═══ Recorded information ═══

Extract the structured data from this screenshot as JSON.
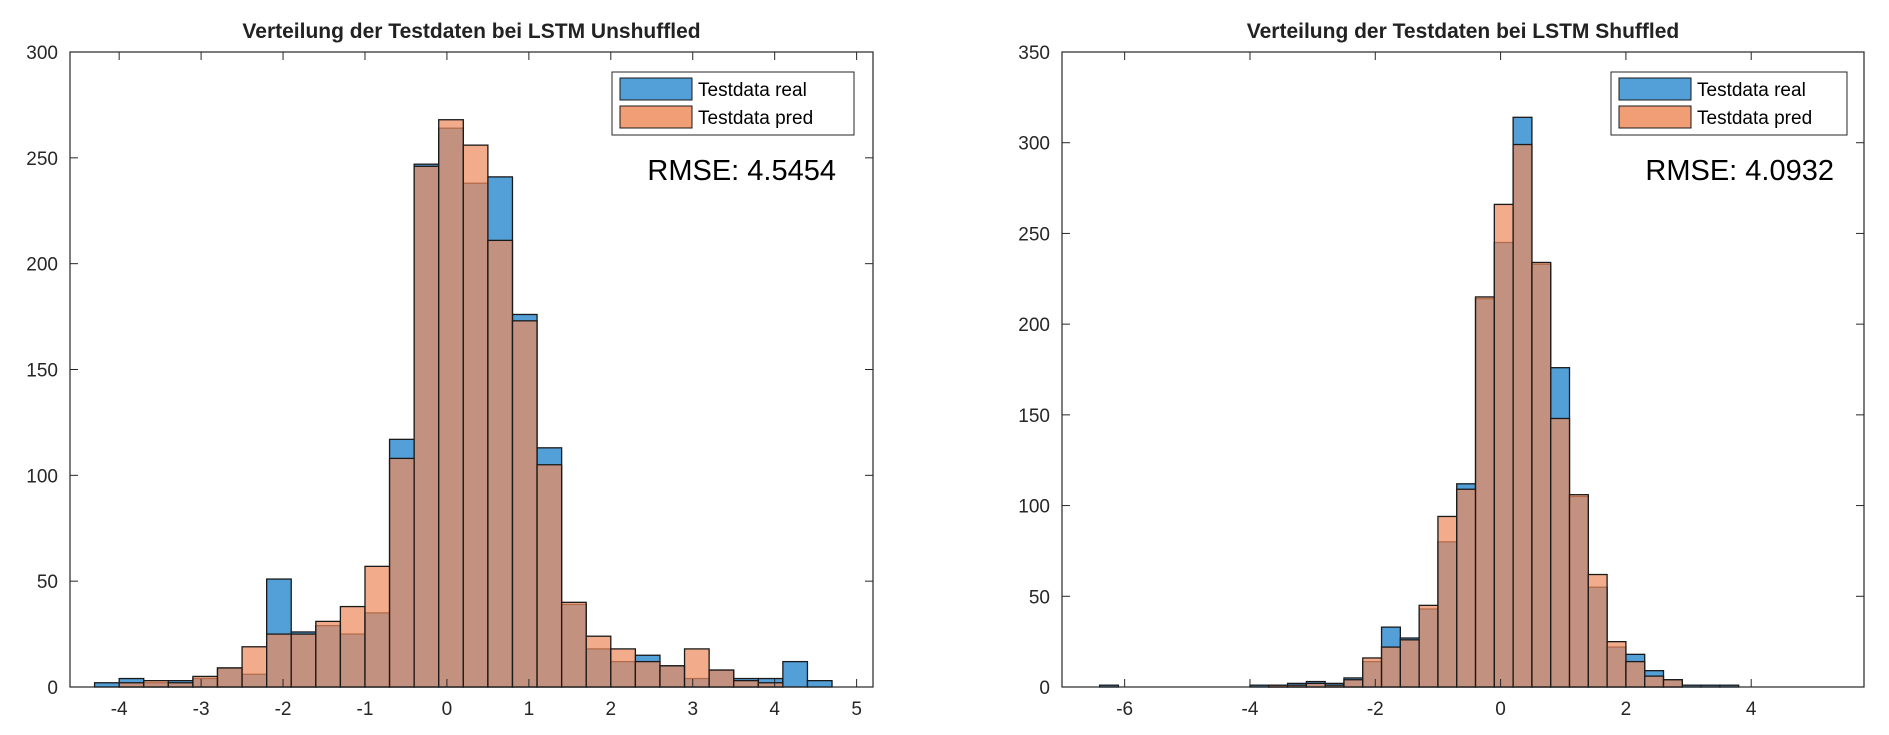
{
  "chart_data": [
    {
      "type": "histogram",
      "title": "Verteilung der Testdaten bei LSTM Unshuffled",
      "xlim": [
        -4.6,
        5.2
      ],
      "ylim": [
        0,
        300
      ],
      "xticks": [
        -4,
        -3,
        -2,
        -1,
        0,
        1,
        2,
        3,
        4,
        5
      ],
      "yticks": [
        0,
        50,
        100,
        150,
        200,
        250,
        300
      ],
      "bin_width": 0.3,
      "bin_edges_start": -4.3,
      "grid": false,
      "legend_position": "top-right",
      "series": [
        {
          "name": "Testdata real",
          "color": "#4a9ad6",
          "values": [
            2,
            4,
            2,
            3,
            4,
            9,
            6,
            51,
            26,
            29,
            25,
            35,
            117,
            247,
            264,
            238,
            241,
            176,
            113,
            39,
            18,
            12,
            15,
            10,
            4,
            8,
            4,
            4,
            12,
            3
          ]
        },
        {
          "name": "Testdata pred",
          "color": "#ef8c5e",
          "values": [
            0,
            2,
            3,
            2,
            5,
            9,
            19,
            25,
            25,
            31,
            38,
            57,
            108,
            246,
            268,
            256,
            211,
            173,
            105,
            40,
            24,
            18,
            12,
            10,
            18,
            8,
            3,
            2,
            0,
            0
          ]
        }
      ],
      "annotation": "RMSE: 4.5454"
    },
    {
      "type": "histogram",
      "title": "Verteilung der Testdaten bei LSTM Shuffled",
      "xlim": [
        -7,
        5.8
      ],
      "ylim": [
        0,
        350
      ],
      "xticks": [
        -6,
        -4,
        -2,
        0,
        2,
        4
      ],
      "yticks": [
        0,
        50,
        100,
        150,
        200,
        250,
        300,
        350
      ],
      "bin_width": 0.3,
      "bin_edges_start": -6.4,
      "grid": false,
      "legend_position": "top-right",
      "series": [
        {
          "name": "Testdata real",
          "color": "#4a9ad6",
          "values": [
            1,
            0,
            0,
            0,
            0,
            0,
            0,
            0,
            1,
            1,
            2,
            3,
            2,
            5,
            14,
            33,
            27,
            43,
            80,
            112,
            214,
            245,
            314,
            233,
            176,
            105,
            55,
            22,
            18,
            9,
            4,
            1,
            1,
            1
          ]
        },
        {
          "name": "Testdata pred",
          "color": "#ef8c5e",
          "values": [
            0,
            0,
            0,
            0,
            0,
            0,
            0,
            0,
            0,
            1,
            1,
            2,
            1,
            4,
            16,
            22,
            26,
            45,
            94,
            109,
            215,
            266,
            299,
            234,
            148,
            106,
            62,
            25,
            14,
            6,
            4,
            0,
            0,
            0
          ]
        }
      ],
      "annotation": "RMSE: 4.0932"
    }
  ]
}
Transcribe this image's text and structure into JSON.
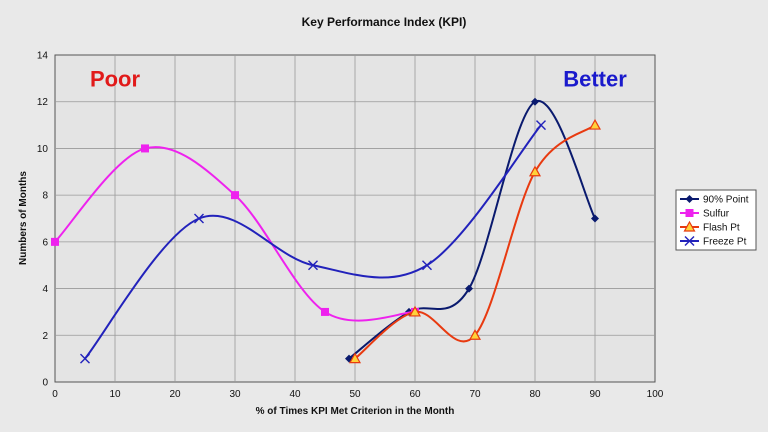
{
  "chart_data": {
    "type": "line",
    "title": "Key Performance Index (KPI)",
    "xlabel": "% of Times KPI Met Criterion in the Month",
    "ylabel": "Numbers of Months",
    "xlim": [
      0,
      100
    ],
    "ylim": [
      0,
      14
    ],
    "x_ticks": [
      0,
      10,
      20,
      30,
      40,
      50,
      60,
      70,
      80,
      90,
      100
    ],
    "y_ticks": [
      0,
      2,
      4,
      6,
      8,
      10,
      12,
      14
    ],
    "grid": true,
    "legend_position": "right",
    "series": [
      {
        "name": "90% Point",
        "color": "#0a1a6e",
        "marker": "diamond",
        "points": [
          [
            49,
            1
          ],
          [
            59,
            3
          ],
          [
            69,
            4
          ],
          [
            80,
            12
          ],
          [
            90,
            7
          ]
        ]
      },
      {
        "name": "Sulfur",
        "color": "#ee22ee",
        "marker": "square",
        "points": [
          [
            0,
            6
          ],
          [
            15,
            10
          ],
          [
            30,
            8
          ],
          [
            45,
            3
          ],
          [
            60,
            3
          ]
        ]
      },
      {
        "name": "Flash Pt",
        "color": "#e83a10",
        "marker": "triangle",
        "points": [
          [
            50,
            1
          ],
          [
            60,
            3
          ],
          [
            70,
            2
          ],
          [
            80,
            9
          ],
          [
            90,
            11
          ]
        ]
      },
      {
        "name": "Freeze Pt",
        "color": "#2222bb",
        "marker": "x",
        "points": [
          [
            5,
            1
          ],
          [
            24,
            7
          ],
          [
            43,
            5
          ],
          [
            62,
            5
          ],
          [
            81,
            11
          ]
        ]
      }
    ],
    "annotations": [
      {
        "text": "Poor",
        "color": "#e11a1a",
        "x": 10,
        "y": 13
      },
      {
        "text": "Better",
        "color": "#1a1acc",
        "x": 90,
        "y": 13
      }
    ]
  }
}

═══

▶ **Your instructions**: Count the lines of the material that include the word "JSON", then report only the total.

▶ **Result for this exercise**: 2